(WHAT TO WORK ON): Extract every line from the records below that contains the word "name".

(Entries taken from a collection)
--- START ---

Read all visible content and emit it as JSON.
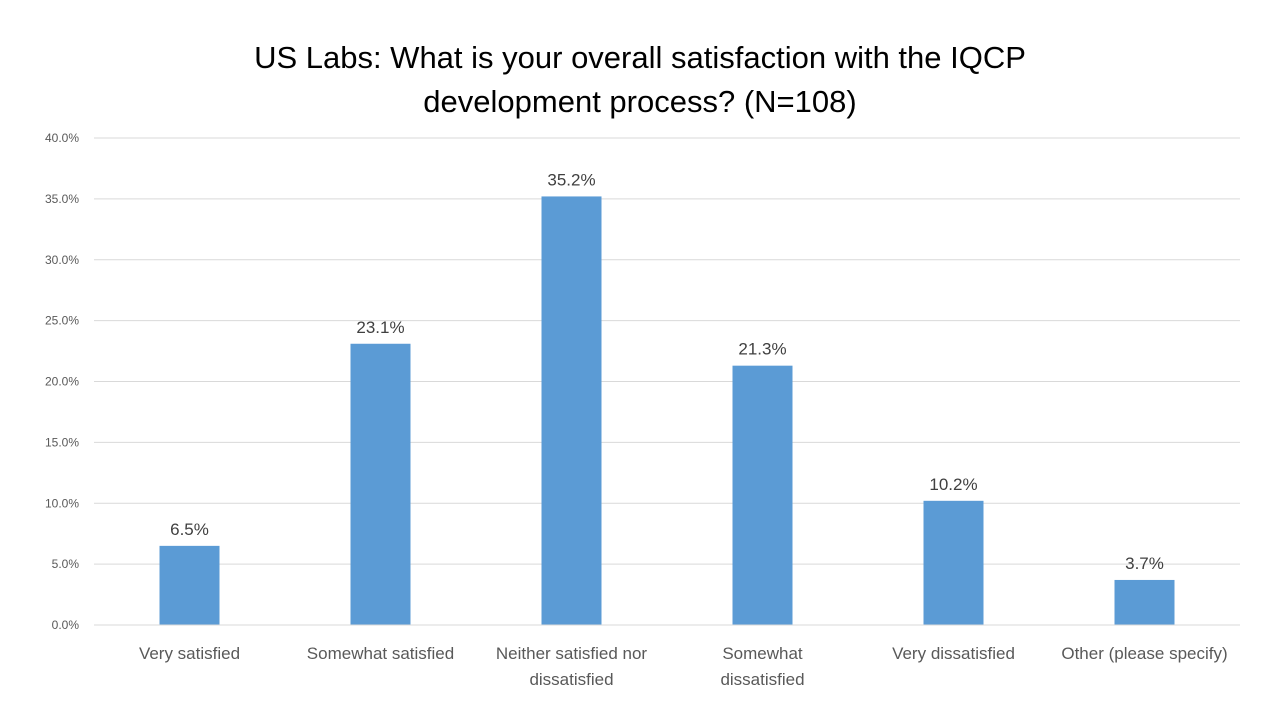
{
  "chart_data": {
    "type": "bar",
    "title_lines": [
      "US Labs: What is your overall satisfaction with the IQCP",
      "development process? (N=108)"
    ],
    "categories": [
      [
        "Very satisfied"
      ],
      [
        "Somewhat satisfied"
      ],
      [
        "Neither satisfied nor",
        "dissatisfied"
      ],
      [
        "Somewhat",
        "dissatisfied"
      ],
      [
        "Very dissatisfied"
      ],
      [
        "Other (please specify)"
      ]
    ],
    "values": [
      6.5,
      23.1,
      35.2,
      21.3,
      10.2,
      3.7
    ],
    "data_labels": [
      "6.5%",
      "23.1%",
      "35.2%",
      "21.3%",
      "10.2%",
      "3.7%"
    ],
    "ylim": [
      0,
      40
    ],
    "yticks": [
      "0.0%",
      "5.0%",
      "10.0%",
      "15.0%",
      "20.0%",
      "25.0%",
      "30.0%",
      "35.0%",
      "40.0%"
    ],
    "grid": true,
    "bar_color": "#5b9bd5"
  }
}
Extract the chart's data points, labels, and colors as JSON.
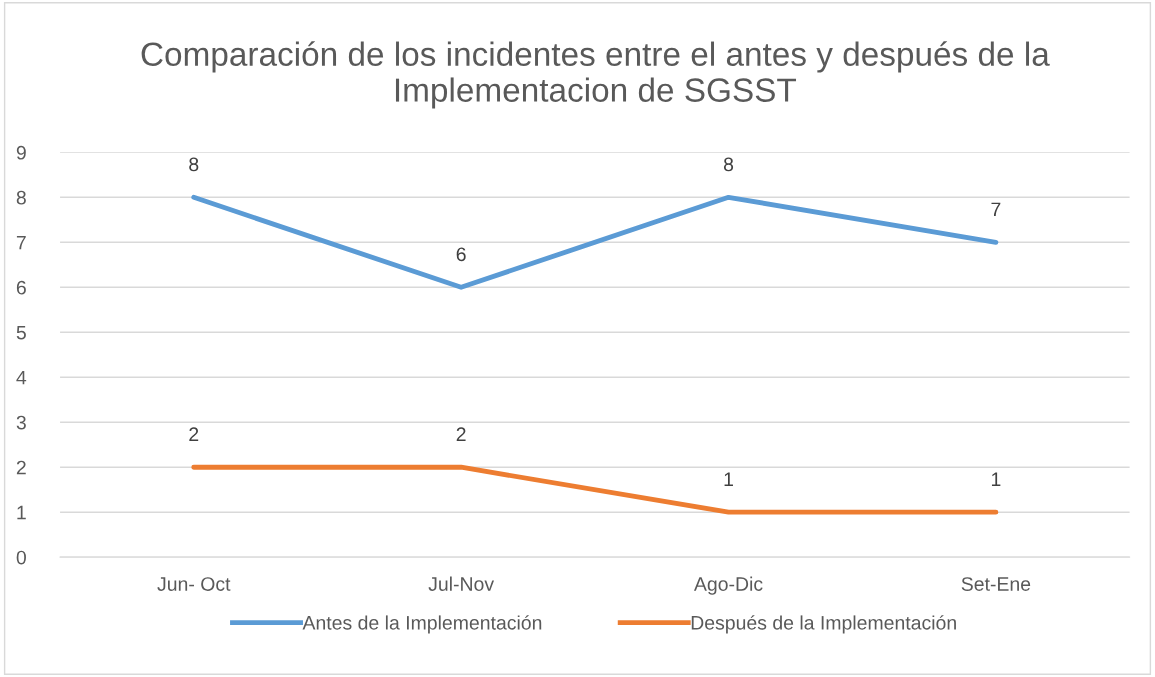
{
  "chart_data": {
    "type": "line",
    "title": "Comparación de los incidentes entre el antes y después de la Implementacion de SGSST",
    "categories": [
      "Jun- Oct",
      "Jul-Nov",
      "Ago-Dic",
      "Set-Ene"
    ],
    "series": [
      {
        "name": "Antes de la Implementación",
        "color": "#5b9bd5",
        "values": [
          8,
          6,
          8,
          7
        ]
      },
      {
        "name": "Después de la Implementación",
        "color": "#ed7d31",
        "values": [
          2,
          2,
          1,
          1
        ]
      }
    ],
    "ylim": [
      0,
      9
    ],
    "yticks": [
      0,
      1,
      2,
      3,
      4,
      5,
      6,
      7,
      8,
      9
    ],
    "grid": "y",
    "legend": "bottom",
    "data_labels": true,
    "marker": "none",
    "line_style": "solid"
  }
}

--- END ---

(TASK SOLUTION):
        "name": "Antes de la Implementación",
        "name": "Después de la Implementación",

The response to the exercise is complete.